═══ Supplied material

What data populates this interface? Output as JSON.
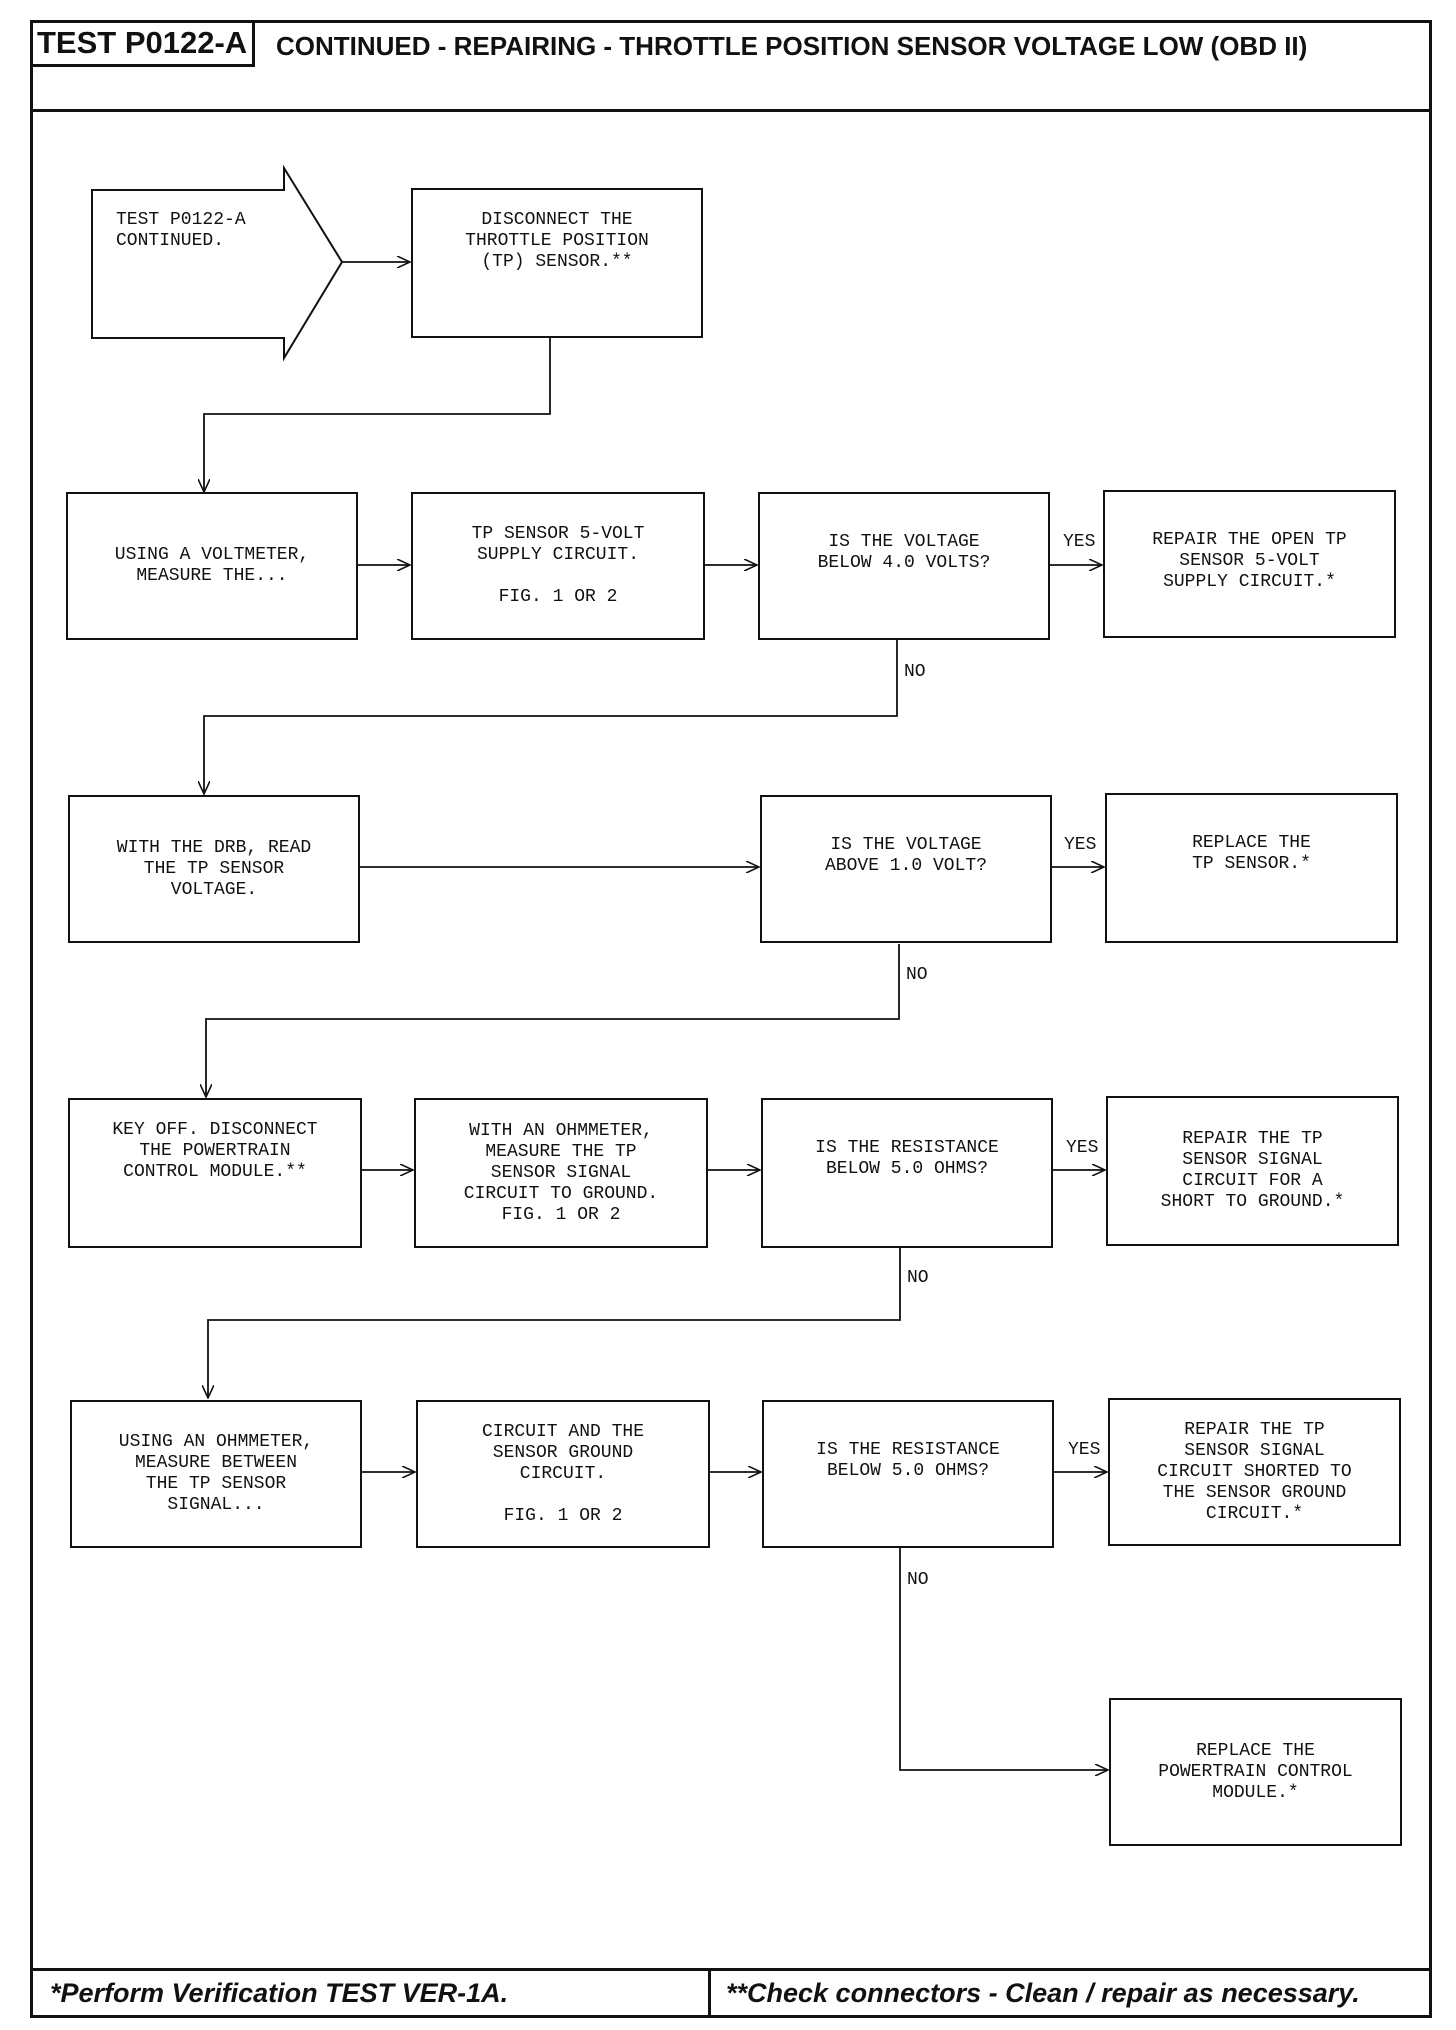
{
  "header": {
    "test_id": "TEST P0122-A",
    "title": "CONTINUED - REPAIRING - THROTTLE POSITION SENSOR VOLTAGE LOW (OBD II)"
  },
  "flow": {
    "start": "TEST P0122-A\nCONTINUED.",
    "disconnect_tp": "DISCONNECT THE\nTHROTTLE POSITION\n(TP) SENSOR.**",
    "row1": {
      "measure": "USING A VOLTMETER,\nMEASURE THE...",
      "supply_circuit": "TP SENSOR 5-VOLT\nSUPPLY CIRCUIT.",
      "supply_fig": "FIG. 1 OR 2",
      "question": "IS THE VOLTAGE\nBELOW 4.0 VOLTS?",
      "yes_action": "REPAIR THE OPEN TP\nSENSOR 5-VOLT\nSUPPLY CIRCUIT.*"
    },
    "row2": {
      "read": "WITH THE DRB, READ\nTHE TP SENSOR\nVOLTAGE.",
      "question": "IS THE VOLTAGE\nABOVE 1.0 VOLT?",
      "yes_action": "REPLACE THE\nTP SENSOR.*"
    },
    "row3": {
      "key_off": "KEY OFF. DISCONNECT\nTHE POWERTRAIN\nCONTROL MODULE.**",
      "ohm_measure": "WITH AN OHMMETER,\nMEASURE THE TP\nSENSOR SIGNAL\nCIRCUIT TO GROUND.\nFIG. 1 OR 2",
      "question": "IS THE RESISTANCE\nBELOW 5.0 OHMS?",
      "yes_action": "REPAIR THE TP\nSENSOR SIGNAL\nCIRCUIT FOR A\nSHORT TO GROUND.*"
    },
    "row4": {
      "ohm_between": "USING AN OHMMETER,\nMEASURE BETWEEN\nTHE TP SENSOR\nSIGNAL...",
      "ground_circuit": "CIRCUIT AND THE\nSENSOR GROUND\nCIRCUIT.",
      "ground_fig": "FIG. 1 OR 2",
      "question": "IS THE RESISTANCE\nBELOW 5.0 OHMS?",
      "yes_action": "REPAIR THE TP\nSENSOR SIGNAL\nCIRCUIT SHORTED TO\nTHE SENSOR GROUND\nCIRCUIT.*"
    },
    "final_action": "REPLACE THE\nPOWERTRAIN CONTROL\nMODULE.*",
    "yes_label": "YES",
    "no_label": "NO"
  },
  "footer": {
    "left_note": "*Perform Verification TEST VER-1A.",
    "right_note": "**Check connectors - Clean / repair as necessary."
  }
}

══════

Find the string "DISCONNECT" in the records, then copy each line where it occurs.

    "disconnect_tp": "DISCONNECT THE\nTHROTTLE POSITION\n(TP) SENSOR.**",
      "key_off": "KEY OFF. DISCONNECT\nTHE POWERTRAIN\nCONTROL MODULE.**",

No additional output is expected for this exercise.